▶ _Instructions for the task_
Determine how many lines of this material contain "positive". Give only the number.

(Figure dataset records)
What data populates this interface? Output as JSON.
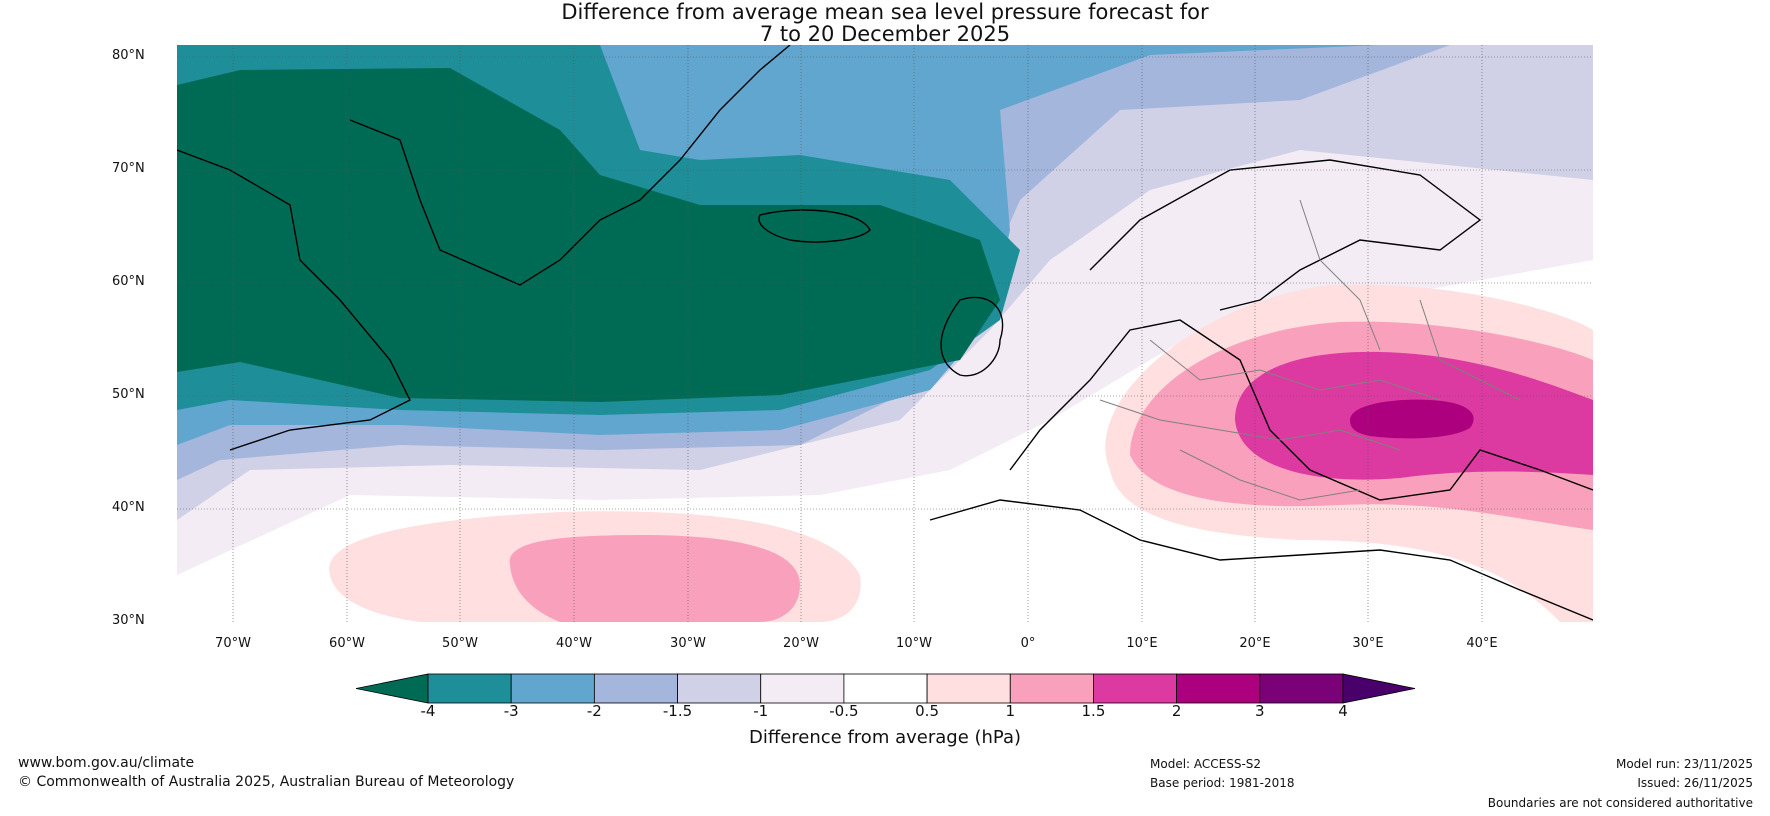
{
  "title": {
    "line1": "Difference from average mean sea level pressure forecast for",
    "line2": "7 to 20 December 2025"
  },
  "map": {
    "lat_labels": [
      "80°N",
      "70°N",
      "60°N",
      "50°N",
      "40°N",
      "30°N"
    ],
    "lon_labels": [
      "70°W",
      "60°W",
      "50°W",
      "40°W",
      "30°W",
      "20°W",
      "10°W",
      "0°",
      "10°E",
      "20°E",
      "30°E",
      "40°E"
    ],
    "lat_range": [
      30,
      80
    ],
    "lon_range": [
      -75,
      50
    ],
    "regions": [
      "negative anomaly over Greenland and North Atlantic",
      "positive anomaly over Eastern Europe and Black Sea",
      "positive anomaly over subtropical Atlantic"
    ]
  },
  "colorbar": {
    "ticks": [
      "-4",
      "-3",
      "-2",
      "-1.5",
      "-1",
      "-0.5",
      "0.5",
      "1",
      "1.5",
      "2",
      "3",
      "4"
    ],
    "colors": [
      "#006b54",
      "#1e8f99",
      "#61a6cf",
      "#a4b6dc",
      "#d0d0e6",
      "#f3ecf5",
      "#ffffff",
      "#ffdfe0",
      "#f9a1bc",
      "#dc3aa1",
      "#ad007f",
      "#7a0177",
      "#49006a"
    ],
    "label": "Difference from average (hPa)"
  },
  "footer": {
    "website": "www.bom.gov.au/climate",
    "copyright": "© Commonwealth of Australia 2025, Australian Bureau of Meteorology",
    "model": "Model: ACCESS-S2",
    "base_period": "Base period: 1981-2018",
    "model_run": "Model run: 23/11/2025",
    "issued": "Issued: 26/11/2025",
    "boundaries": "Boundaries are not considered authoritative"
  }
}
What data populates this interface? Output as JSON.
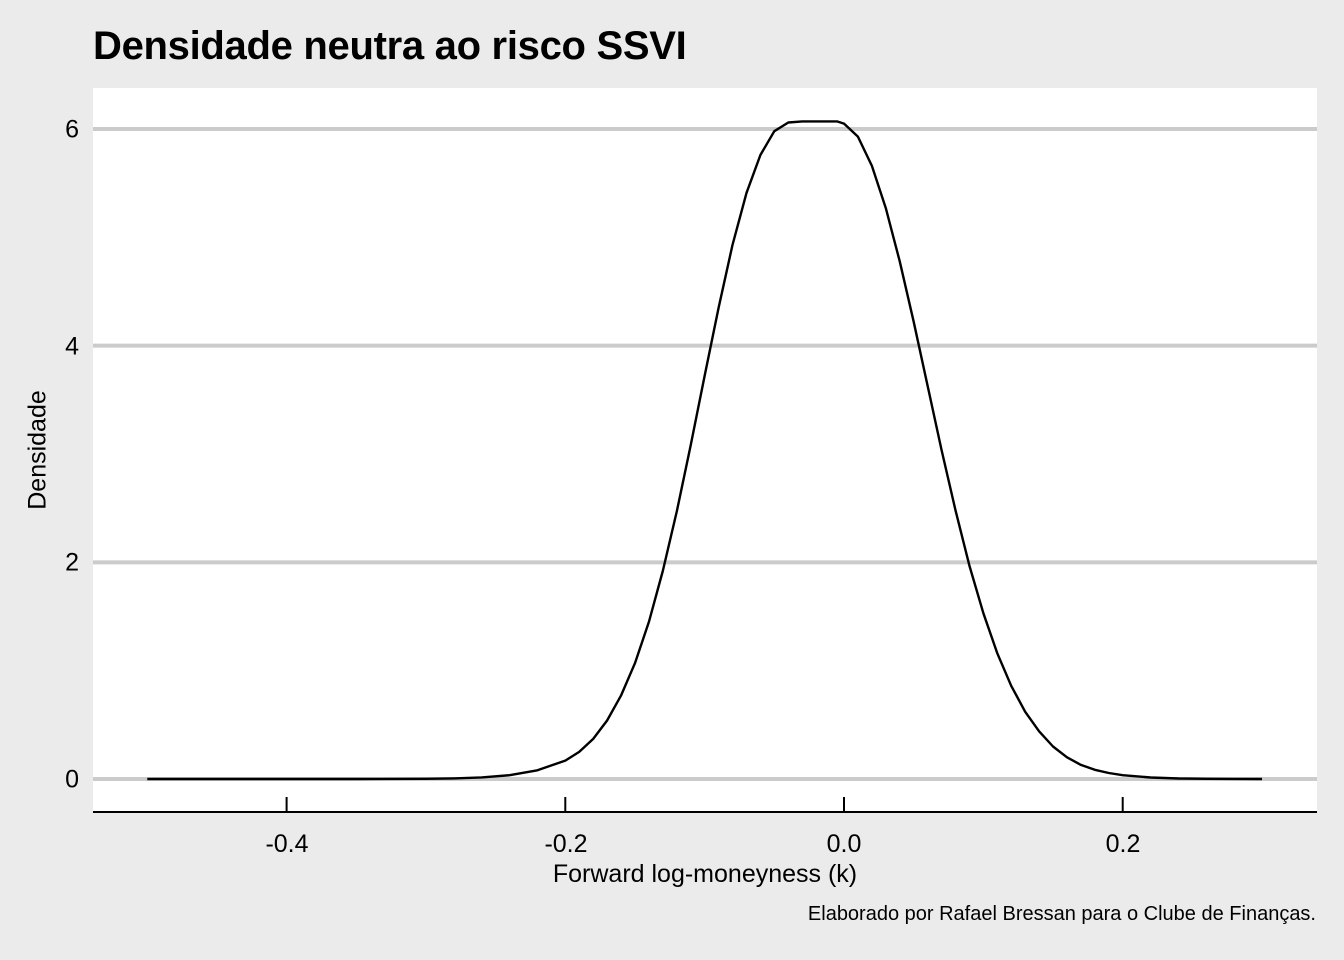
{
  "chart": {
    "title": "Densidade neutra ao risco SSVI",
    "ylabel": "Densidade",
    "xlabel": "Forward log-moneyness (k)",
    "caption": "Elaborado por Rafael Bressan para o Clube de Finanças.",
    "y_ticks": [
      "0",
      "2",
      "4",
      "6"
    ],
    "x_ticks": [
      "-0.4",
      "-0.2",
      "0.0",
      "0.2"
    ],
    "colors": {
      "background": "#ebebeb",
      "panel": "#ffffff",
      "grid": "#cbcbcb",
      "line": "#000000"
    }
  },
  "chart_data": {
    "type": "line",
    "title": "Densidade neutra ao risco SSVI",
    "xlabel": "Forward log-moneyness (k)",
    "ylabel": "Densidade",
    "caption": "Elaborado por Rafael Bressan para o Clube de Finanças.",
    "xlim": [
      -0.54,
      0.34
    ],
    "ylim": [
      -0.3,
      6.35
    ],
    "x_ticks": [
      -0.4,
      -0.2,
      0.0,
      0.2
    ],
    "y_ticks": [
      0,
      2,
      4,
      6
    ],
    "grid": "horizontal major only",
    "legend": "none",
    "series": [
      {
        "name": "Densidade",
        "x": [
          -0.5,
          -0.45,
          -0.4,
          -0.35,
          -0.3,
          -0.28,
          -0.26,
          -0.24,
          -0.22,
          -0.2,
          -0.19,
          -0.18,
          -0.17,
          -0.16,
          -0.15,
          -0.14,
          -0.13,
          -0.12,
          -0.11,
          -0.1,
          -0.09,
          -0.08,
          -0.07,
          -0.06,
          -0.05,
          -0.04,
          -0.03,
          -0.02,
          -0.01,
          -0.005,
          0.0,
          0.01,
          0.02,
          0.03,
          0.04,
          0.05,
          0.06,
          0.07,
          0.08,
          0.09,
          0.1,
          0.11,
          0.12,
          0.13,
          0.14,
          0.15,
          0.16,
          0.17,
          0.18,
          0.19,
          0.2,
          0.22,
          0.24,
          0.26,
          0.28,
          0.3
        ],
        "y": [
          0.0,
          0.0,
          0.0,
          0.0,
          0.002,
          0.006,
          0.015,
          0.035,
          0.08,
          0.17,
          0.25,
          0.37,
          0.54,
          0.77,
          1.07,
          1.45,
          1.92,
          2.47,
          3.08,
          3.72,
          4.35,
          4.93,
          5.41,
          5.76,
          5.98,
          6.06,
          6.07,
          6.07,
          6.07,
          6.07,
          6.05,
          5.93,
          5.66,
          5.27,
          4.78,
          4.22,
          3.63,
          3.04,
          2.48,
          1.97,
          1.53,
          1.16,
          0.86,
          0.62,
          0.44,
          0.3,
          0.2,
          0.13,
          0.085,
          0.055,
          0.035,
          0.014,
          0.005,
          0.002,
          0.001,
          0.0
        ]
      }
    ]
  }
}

==

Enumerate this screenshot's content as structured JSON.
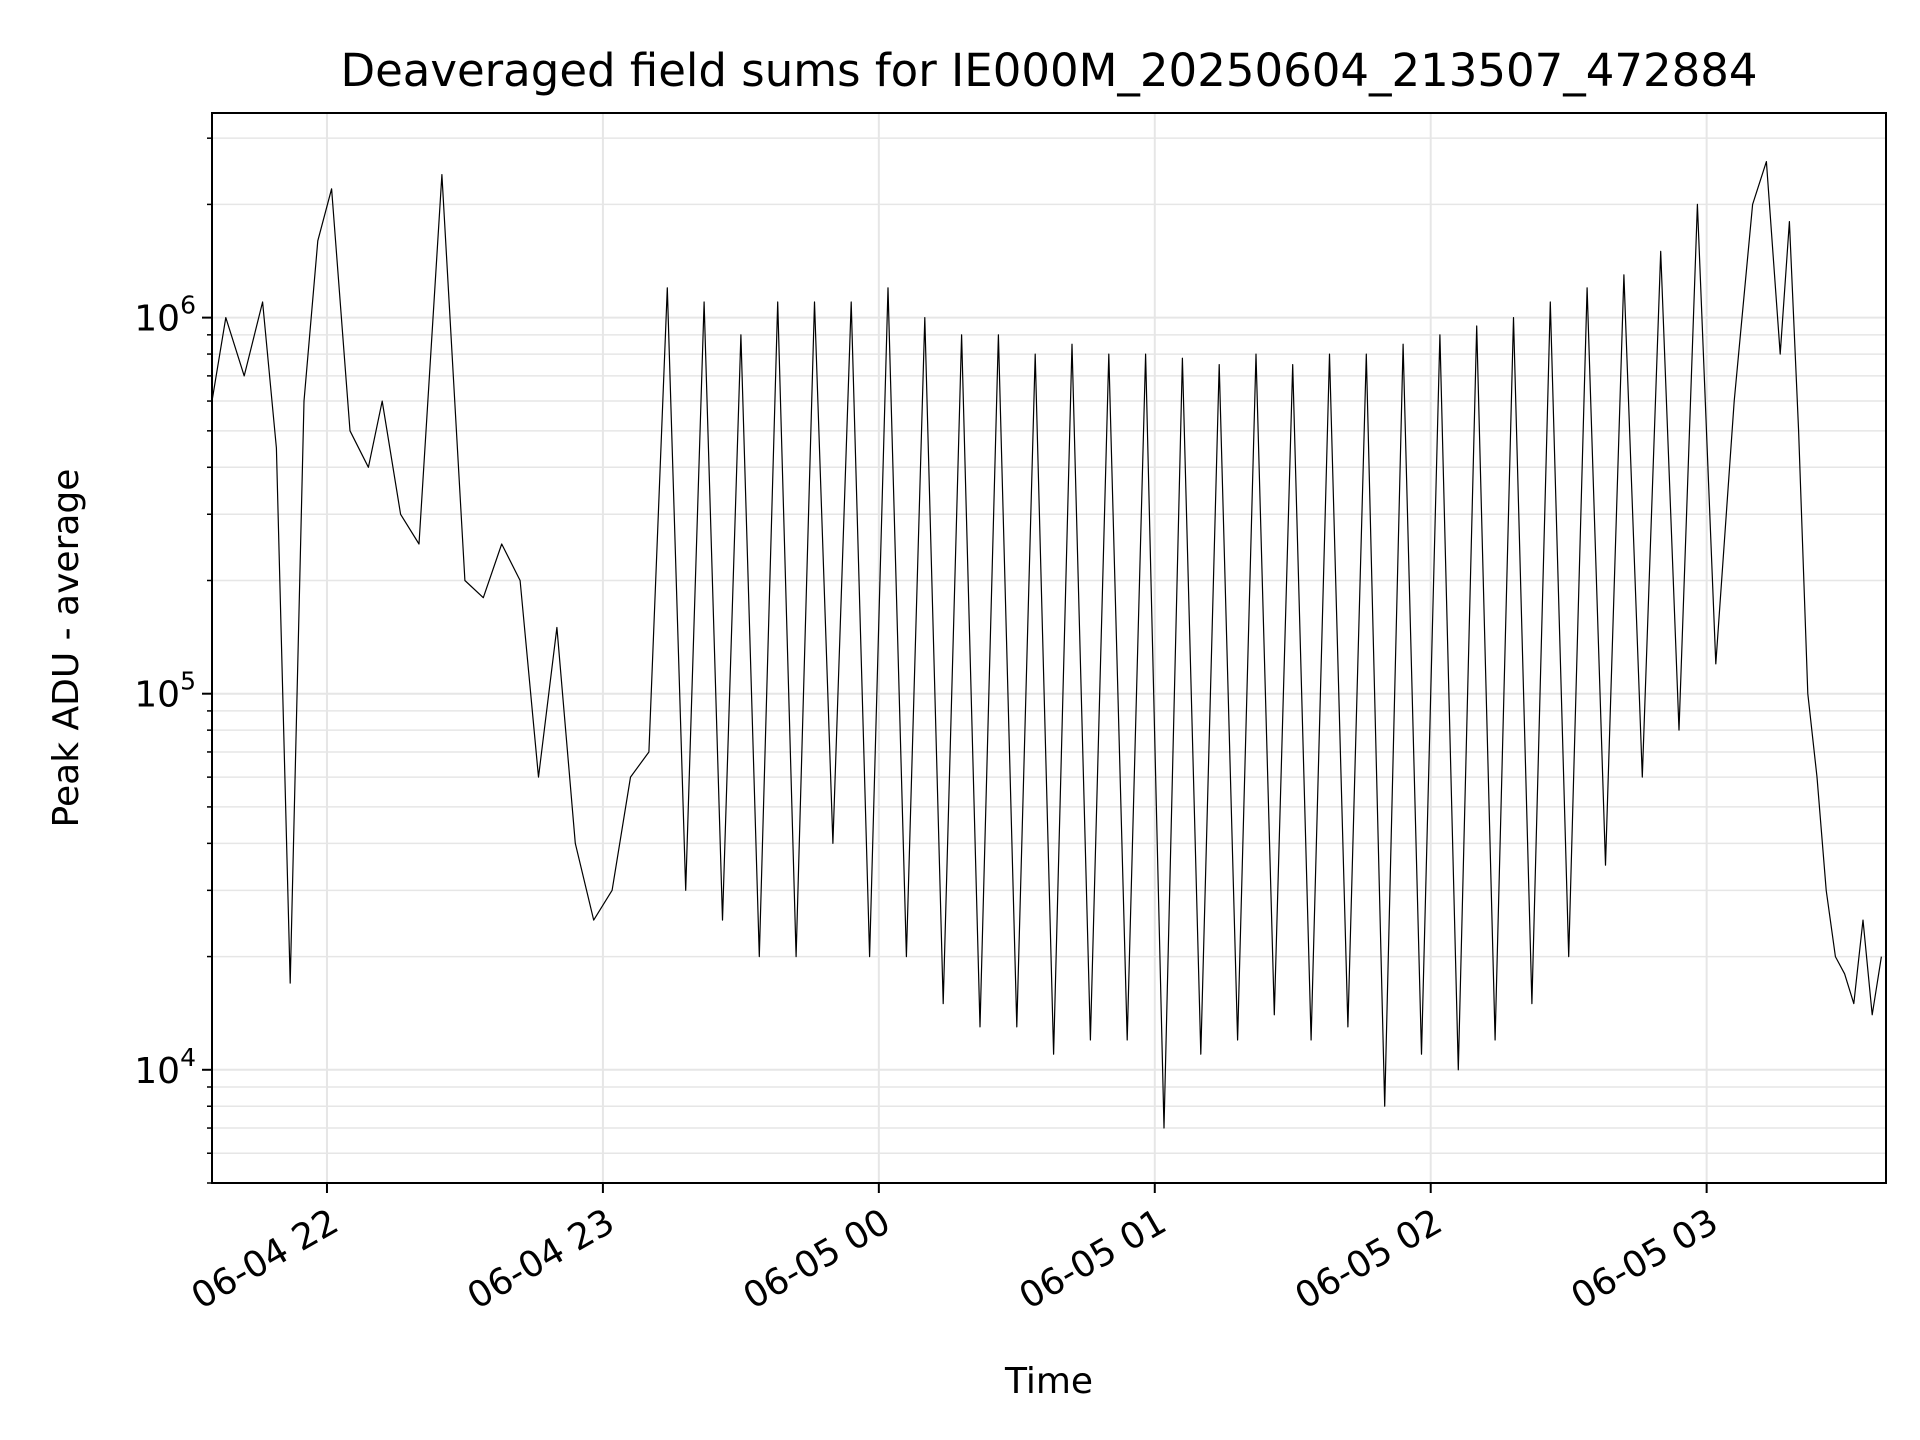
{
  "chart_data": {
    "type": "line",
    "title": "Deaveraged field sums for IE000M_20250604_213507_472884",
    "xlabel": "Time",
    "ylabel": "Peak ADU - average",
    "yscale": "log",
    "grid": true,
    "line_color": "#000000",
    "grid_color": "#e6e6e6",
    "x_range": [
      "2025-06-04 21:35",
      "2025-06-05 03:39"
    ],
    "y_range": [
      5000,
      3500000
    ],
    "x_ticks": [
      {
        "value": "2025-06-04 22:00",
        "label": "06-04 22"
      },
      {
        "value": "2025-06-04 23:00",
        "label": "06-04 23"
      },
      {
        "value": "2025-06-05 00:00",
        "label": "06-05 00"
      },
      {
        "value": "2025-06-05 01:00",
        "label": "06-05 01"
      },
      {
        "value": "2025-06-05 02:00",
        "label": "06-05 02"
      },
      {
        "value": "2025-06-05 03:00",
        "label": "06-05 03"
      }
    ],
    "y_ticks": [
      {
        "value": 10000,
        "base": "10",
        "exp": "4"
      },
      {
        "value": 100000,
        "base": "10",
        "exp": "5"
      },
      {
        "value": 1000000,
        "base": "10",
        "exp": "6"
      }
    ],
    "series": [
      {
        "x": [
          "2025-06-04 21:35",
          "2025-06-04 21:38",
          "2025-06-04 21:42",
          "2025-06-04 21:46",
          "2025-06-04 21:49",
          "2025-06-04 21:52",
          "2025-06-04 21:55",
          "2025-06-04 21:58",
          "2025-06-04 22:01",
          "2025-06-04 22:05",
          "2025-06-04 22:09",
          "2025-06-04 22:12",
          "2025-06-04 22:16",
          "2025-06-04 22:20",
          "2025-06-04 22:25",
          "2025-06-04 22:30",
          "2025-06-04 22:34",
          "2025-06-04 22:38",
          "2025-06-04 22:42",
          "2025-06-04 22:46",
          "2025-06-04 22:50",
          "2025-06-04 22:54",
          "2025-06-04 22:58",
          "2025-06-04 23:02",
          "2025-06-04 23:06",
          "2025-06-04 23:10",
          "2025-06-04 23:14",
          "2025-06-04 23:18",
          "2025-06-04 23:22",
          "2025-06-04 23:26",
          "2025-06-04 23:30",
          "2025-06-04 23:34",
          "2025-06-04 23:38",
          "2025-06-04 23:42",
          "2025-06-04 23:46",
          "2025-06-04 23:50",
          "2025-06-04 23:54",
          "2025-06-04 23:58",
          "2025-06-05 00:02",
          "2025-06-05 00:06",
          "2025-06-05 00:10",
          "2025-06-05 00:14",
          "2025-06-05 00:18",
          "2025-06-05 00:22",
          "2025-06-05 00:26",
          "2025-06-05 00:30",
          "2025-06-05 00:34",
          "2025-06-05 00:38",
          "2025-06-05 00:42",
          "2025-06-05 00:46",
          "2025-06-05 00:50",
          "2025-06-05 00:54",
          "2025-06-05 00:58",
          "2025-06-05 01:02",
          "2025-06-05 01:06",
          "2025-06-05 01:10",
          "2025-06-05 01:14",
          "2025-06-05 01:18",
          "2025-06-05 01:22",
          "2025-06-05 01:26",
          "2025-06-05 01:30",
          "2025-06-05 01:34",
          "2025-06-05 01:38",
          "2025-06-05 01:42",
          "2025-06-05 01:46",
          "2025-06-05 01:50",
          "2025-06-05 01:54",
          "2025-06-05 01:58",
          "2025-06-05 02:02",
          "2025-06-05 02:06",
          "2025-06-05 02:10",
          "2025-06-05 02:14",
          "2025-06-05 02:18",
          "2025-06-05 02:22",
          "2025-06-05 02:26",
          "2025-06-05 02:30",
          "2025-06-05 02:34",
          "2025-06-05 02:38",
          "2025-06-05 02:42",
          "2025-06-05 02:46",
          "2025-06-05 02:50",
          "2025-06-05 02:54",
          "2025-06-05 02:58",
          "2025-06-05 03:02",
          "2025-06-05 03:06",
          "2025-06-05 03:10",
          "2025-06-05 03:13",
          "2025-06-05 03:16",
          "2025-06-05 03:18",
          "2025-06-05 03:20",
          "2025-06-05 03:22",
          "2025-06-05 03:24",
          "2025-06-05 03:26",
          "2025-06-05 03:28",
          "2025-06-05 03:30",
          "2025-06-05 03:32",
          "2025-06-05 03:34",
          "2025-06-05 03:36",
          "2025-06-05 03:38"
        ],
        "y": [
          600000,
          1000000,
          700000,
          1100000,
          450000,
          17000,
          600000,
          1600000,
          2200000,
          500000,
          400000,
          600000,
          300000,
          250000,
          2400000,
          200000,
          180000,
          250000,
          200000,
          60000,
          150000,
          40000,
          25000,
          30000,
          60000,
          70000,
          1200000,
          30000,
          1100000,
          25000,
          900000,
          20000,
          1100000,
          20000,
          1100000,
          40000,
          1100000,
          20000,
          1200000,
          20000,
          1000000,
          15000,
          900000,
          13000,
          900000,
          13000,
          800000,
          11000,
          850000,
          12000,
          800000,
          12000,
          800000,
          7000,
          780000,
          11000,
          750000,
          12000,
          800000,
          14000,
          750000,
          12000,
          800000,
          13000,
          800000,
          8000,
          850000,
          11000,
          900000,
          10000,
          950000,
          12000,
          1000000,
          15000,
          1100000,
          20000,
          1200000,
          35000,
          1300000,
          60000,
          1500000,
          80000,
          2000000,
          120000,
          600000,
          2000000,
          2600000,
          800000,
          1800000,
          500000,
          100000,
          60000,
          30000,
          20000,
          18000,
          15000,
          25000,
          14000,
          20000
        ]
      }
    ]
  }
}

▶ _Solution below_
2